Exercise details
Set down all of the data exactly as it appears.

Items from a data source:
- - -

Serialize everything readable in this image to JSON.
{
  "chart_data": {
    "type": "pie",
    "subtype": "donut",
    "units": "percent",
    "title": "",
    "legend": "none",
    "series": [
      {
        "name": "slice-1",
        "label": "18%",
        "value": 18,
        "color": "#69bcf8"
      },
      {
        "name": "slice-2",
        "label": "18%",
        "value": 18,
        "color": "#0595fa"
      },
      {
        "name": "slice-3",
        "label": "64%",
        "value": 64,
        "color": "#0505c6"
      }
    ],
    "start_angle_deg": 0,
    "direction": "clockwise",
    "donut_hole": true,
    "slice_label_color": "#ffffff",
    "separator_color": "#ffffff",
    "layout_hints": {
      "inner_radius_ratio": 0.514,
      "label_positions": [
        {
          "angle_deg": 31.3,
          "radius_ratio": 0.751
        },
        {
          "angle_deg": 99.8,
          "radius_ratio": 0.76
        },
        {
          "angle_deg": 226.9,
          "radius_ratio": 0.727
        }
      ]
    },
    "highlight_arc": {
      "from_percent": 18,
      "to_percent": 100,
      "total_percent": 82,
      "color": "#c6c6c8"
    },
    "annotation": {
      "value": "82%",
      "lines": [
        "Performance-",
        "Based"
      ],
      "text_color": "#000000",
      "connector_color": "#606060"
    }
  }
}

- - -

Answer for this exercise
Serialize everything readable in this image to JSON.
{
  "chart_data": {
    "type": "pie",
    "subtype": "donut",
    "units": "percent",
    "title": "",
    "legend": "none",
    "series": [
      {
        "name": "slice-1",
        "label": "18%",
        "value": 18,
        "color": "#69bcf8"
      },
      {
        "name": "slice-2",
        "label": "18%",
        "value": 18,
        "color": "#0595fa"
      },
      {
        "name": "slice-3",
        "label": "64%",
        "value": 64,
        "color": "#0505c6"
      }
    ],
    "start_angle_deg": 0,
    "direction": "clockwise",
    "donut_hole": true,
    "slice_label_color": "#ffffff",
    "separator_color": "#ffffff",
    "layout_hints": {
      "inner_radius_ratio": 0.514,
      "label_positions": [
        {
          "angle_deg": 31.3,
          "radius_ratio": 0.751
        },
        {
          "angle_deg": 99.8,
          "radius_ratio": 0.76
        },
        {
          "angle_deg": 226.9,
          "radius_ratio": 0.727
        }
      ]
    },
    "highlight_arc": {
      "from_percent": 18,
      "to_percent": 100,
      "total_percent": 82,
      "color": "#c6c6c8"
    },
    "annotation": {
      "value": "82%",
      "lines": [
        "Performance-",
        "Based"
      ],
      "text_color": "#000000",
      "connector_color": "#606060"
    }
  }
}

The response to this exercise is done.